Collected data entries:
===
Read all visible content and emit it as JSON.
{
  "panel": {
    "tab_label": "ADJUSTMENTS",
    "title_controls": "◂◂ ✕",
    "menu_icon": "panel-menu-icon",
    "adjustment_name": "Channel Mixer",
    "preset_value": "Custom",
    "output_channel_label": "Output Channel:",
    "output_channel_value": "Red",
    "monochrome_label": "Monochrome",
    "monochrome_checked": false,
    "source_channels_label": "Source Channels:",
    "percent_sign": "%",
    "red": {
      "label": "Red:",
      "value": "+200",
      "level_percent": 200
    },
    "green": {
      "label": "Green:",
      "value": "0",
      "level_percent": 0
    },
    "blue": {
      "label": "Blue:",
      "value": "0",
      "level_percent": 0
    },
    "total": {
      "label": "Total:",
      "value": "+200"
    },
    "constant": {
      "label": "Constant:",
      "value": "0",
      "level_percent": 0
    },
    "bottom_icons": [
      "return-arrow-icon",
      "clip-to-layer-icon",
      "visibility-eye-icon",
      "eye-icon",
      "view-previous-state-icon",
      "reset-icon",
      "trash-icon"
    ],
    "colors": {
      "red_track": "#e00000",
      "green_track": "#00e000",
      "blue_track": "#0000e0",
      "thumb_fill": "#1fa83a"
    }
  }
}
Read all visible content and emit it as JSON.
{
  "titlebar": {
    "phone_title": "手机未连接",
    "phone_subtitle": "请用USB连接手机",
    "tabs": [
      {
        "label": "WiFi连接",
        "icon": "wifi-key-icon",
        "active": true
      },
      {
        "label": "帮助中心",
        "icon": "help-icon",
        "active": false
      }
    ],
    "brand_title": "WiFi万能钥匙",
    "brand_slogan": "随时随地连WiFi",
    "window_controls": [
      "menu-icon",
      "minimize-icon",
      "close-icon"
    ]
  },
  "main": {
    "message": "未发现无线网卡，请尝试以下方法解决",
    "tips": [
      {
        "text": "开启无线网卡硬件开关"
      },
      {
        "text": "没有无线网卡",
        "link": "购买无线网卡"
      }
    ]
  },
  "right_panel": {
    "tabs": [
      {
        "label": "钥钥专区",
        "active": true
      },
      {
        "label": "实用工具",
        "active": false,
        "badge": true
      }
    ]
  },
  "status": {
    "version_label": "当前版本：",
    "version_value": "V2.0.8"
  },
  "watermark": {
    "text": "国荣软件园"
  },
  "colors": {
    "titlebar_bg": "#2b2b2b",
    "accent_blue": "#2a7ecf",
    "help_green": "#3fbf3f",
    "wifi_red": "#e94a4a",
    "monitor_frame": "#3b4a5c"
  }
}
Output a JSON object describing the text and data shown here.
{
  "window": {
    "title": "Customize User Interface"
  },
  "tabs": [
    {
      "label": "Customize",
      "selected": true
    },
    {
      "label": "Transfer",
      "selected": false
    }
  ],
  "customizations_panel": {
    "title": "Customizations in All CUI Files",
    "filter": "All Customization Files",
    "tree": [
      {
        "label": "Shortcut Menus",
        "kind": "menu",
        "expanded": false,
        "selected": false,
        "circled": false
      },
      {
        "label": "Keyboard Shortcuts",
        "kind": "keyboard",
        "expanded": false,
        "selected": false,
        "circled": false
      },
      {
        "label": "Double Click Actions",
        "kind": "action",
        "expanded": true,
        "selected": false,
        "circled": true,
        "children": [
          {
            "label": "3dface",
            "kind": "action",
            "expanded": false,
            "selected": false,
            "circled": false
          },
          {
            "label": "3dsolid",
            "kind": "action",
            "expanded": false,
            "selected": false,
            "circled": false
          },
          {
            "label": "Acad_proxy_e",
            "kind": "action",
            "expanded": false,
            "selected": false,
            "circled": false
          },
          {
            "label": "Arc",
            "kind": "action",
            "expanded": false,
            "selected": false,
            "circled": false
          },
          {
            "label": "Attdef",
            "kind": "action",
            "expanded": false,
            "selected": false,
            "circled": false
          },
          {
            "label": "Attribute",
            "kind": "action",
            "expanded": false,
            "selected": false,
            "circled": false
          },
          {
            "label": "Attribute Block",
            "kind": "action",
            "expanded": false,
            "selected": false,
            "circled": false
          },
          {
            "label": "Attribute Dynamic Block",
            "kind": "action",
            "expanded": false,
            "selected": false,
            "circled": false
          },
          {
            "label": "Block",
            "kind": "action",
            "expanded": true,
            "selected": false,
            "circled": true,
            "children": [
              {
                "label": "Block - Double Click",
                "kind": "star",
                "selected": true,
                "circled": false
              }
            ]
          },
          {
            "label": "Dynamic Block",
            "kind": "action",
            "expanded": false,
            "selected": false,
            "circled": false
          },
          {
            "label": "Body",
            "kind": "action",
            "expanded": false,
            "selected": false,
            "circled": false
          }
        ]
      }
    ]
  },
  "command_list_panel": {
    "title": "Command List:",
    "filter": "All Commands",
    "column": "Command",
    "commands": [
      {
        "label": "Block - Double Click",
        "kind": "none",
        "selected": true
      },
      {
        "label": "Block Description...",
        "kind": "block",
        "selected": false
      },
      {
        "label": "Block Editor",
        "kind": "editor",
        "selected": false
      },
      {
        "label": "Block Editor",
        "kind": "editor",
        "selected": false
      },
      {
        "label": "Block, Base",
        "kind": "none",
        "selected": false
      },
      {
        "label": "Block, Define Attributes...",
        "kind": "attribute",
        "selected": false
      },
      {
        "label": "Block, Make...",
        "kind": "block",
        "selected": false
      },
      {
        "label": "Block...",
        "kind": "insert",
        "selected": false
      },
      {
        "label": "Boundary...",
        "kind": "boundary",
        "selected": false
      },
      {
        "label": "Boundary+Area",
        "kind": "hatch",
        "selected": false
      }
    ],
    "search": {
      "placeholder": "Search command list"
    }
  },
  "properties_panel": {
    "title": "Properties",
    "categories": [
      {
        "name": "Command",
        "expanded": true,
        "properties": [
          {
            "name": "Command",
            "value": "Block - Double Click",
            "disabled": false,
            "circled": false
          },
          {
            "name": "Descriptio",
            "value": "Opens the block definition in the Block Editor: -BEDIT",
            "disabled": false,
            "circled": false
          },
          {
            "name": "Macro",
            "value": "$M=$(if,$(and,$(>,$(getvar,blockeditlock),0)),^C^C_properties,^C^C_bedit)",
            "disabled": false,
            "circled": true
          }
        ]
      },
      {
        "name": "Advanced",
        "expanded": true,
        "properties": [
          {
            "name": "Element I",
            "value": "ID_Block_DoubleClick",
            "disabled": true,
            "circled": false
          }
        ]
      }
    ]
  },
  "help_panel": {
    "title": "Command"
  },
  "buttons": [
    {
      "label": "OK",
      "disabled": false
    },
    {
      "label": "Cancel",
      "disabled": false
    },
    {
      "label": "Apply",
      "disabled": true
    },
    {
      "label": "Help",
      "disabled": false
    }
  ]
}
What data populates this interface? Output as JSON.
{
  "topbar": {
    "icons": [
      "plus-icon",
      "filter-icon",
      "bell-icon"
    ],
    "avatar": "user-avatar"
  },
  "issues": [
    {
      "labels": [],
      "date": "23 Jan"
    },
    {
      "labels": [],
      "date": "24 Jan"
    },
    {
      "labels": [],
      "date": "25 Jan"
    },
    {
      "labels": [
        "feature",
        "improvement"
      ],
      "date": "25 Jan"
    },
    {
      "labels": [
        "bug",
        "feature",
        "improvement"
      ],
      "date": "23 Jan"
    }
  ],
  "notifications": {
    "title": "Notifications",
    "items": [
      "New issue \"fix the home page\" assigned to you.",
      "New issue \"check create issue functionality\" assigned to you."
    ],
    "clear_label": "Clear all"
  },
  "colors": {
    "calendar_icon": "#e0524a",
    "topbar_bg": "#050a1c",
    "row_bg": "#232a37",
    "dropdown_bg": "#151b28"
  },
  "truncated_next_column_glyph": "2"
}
===
GOAL OF THE EXERCISE —
Restate each record exactly as written.

COMPLETE RESPONSE —
Read all visible content and emit it as JSON.
{
  "panel": {
    "tab_label": "ADJUSTMENTS",
    "title_controls": "◂◂ ✕",
    "menu_icon": "panel-menu-icon",
    "adjustment_name": "Channel Mixer",
    "preset_value": "Custom",
    "output_channel_label": "Output Channel:",
    "output_channel_value": "Red",
    "monochrome_label": "Monochrome",
    "monochrome_checked": false,
    "source_channels_label": "Source Channels:",
    "percent_sign": "%",
    "red": {
      "label": "Red:",
      "value": "+200",
      "level_percent": 200
    },
    "green": {
      "label": "Green:",
      "value": "0",
      "level_percent": 0
    },
    "blue": {
      "label": "Blue:",
      "value": "0",
      "level_percent": 0
    },
    "total": {
      "label": "Total:",
      "value": "+200"
    },
    "constant": {
      "label": "Constant:",
      "value": "0",
      "level_percent": 0
    },
    "bottom_icons": [
      "return-arrow-icon",
      "clip-to-layer-icon",
      "visibility-eye-icon",
      "eye-icon",
      "view-previous-state-icon",
      "reset-icon",
      "trash-icon"
    ],
    "colors": {
      "red_track": "#e00000",
      "green_track": "#00e000",
      "blue_track": "#0000e0",
      "thumb_fill": "#1fa83a"
    }
  }
}
Read all visible content and emit it as JSON.
{
  "titlebar": {
    "phone_title": "手机未连接",
    "phone_subtitle": "请用USB连接手机",
    "tabs": [
      {
        "label": "WiFi连接",
        "icon": "wifi-key-icon",
        "active": true
      },
      {
        "label": "帮助中心",
        "icon": "help-icon",
        "active": false
      }
    ],
    "brand_title": "WiFi万能钥匙",
    "brand_slogan": "随时随地连WiFi",
    "window_controls": [
      "menu-icon",
      "minimize-icon",
      "close-icon"
    ]
  },
  "main": {
    "message": "未发现无线网卡，请尝试以下方法解决",
    "tips": [
      {
        "text": "开启无线网卡硬件开关"
      },
      {
        "text": "没有无线网卡",
        "link": "购买无线网卡"
      }
    ]
  },
  "right_panel": {
    "tabs": [
      {
        "label": "钥钥专区",
        "active": true
      },
      {
        "label": "实用工具",
        "active": false,
        "badge": true
      }
    ]
  },
  "status": {
    "version_label": "当前版本：",
    "version_value": "V2.0.8"
  },
  "watermark": {
    "text": "国荣软件园"
  },
  "colors": {
    "titlebar_bg": "#2b2b2b",
    "accent_blue": "#2a7ecf",
    "help_green": "#3fbf3f",
    "wifi_red": "#e94a4a",
    "monitor_frame": "#3b4a5c"
  }
}
Output a JSON object describing the text and data shown here.
{
  "window": {
    "title": "Customize User Interface"
  },
  "tabs": [
    {
      "label": "Customize",
      "selected": true
    },
    {
      "label": "Transfer",
      "selected": false
    }
  ],
  "customizations_panel": {
    "title": "Customizations in All CUI Files",
    "filter": "All Customization Files",
    "tree": [
      {
        "label": "Shortcut Menus",
        "kind": "menu",
        "expanded": false,
        "selected": false,
        "circled": false
      },
      {
        "label": "Keyboard Shortcuts",
        "kind": "keyboard",
        "expanded": false,
        "selected": false,
        "circled": false
      },
      {
        "label": "Double Click Actions",
        "kind": "action",
        "expanded": true,
        "selected": false,
        "circled": true,
        "children": [
          {
            "label": "3dface",
            "kind": "action",
            "expanded": false,
            "selected": false,
            "circled": false
          },
          {
            "label": "3dsolid",
            "kind": "action",
            "expanded": false,
            "selected": false,
            "circled": false
          },
          {
            "label": "Acad_proxy_e",
            "kind": "action",
            "expanded": false,
            "selected": false,
            "circled": false
          },
          {
            "label": "Arc",
            "kind": "action",
            "expanded": false,
            "selected": false,
            "circled": false
          },
          {
            "label": "Attdef",
            "kind": "action",
            "expanded": false,
            "selected": false,
            "circled": false
          },
          {
            "label": "Attribute",
            "kind": "action",
            "expanded": false,
            "selected": false,
            "circled": false
          },
          {
            "label": "Attribute Block",
            "kind": "action",
            "expanded": false,
            "selected": false,
            "circled": false
          },
          {
            "label": "Attribute Dynamic Block",
            "kind": "action",
            "expanded": false,
            "selected": false,
            "circled": false
          },
          {
            "label": "Block",
            "kind": "action",
            "expanded": true,
            "selected": false,
            "circled": true,
            "children": [
              {
                "label": "Block - Double Click",
                "kind": "star",
                "selected": true,
                "circled": false
              }
            ]
          },
          {
            "label": "Dynamic Block",
            "kind": "action",
            "expanded": false,
            "selected": false,
            "circled": false
          },
          {
            "label": "Body",
            "kind": "action",
            "expanded": false,
            "selected": false,
            "circled": false
          }
        ]
      }
    ]
  },
  "command_list_panel": {
    "title": "Command List:",
    "filter": "All Commands",
    "column": "Command",
    "commands": [
      {
        "label": "Block - Double Click",
        "kind": "none",
        "selected": true
      },
      {
        "label": "Block Description...",
        "kind": "block",
        "selected": false
      },
      {
        "label": "Block Editor",
        "kind": "editor",
        "selected": false
      },
      {
        "label": "Block Editor",
        "kind": "editor",
        "selected": false
      },
      {
        "label": "Block, Base",
        "kind": "none",
        "selected": false
      },
      {
        "label": "Block, Define Attributes...",
        "kind": "attribute",
        "selected": false
      },
      {
        "label": "Block, Make...",
        "kind": "block",
        "selected": false
      },
      {
        "label": "Block...",
        "kind": "insert",
        "selected": false
      },
      {
        "label": "Boundary...",
        "kind": "boundary",
        "selected": false
      },
      {
        "label": "Boundary+Area",
        "kind": "hatch",
        "selected": false
      }
    ],
    "search": {
      "placeholder": "Search command list"
    }
  },
  "properties_panel": {
    "title": "Properties",
    "categories": [
      {
        "name": "Command",
        "expanded": true,
        "properties": [
          {
            "name": "Command",
            "value": "Block - Double Click",
            "disabled": false,
            "circled": false
          },
          {
            "name": "Descriptio",
            "value": "Opens the block definition in the Block Editor: -BEDIT",
            "disabled": false,
            "circled": false
          },
          {
            "name": "Macro",
            "value": "$M=$(if,$(and,$(>,$(getvar,blockeditlock),0)),^C^C_properties,^C^C_bedit)",
            "disabled": false,
            "circled": true
          }
        ]
      },
      {
        "name": "Advanced",
        "expanded": true,
        "properties": [
          {
            "name": "Element I",
            "value": "ID_Block_DoubleClick",
            "disabled": true,
            "circled": false
          }
        ]
      }
    ]
  },
  "help_panel": {
    "title": "Command"
  },
  "buttons": [
    {
      "label": "OK",
      "disabled": false
    },
    {
      "label": "Cancel",
      "disabled": false
    },
    {
      "label": "Apply",
      "disabled": true
    },
    {
      "label": "Help",
      "disabled": false
    }
  ]
}
What data populates this interface? Output as JSON.
{
  "topbar": {
    "icons": [
      "plus-icon",
      "filter-icon",
      "bell-icon"
    ],
    "avatar": "user-avatar"
  },
  "issues": [
    {
      "labels": [],
      "date": "23 Jan"
    },
    {
      "labels": [],
      "date": "24 Jan"
    },
    {
      "labels": [],
      "date": "25 Jan"
    },
    {
      "labels": [
        "feature",
        "improvement"
      ],
      "date": "25 Jan"
    },
    {
      "labels": [
        "bug",
        "feature",
        "improvement"
      ],
      "date": "23 Jan"
    }
  ],
  "notifications": {
    "title": "Notifications",
    "items": [
      "New issue \"fix the home page\" assigned to you.",
      "New issue \"check create issue functionality\" assigned to you."
    ],
    "clear_label": "Clear all"
  },
  "colors": {
    "calendar_icon": "#e0524a",
    "topbar_bg": "#050a1c",
    "row_bg": "#232a37",
    "dropdown_bg": "#151b28"
  },
  "truncated_next_column_glyph": "2"
}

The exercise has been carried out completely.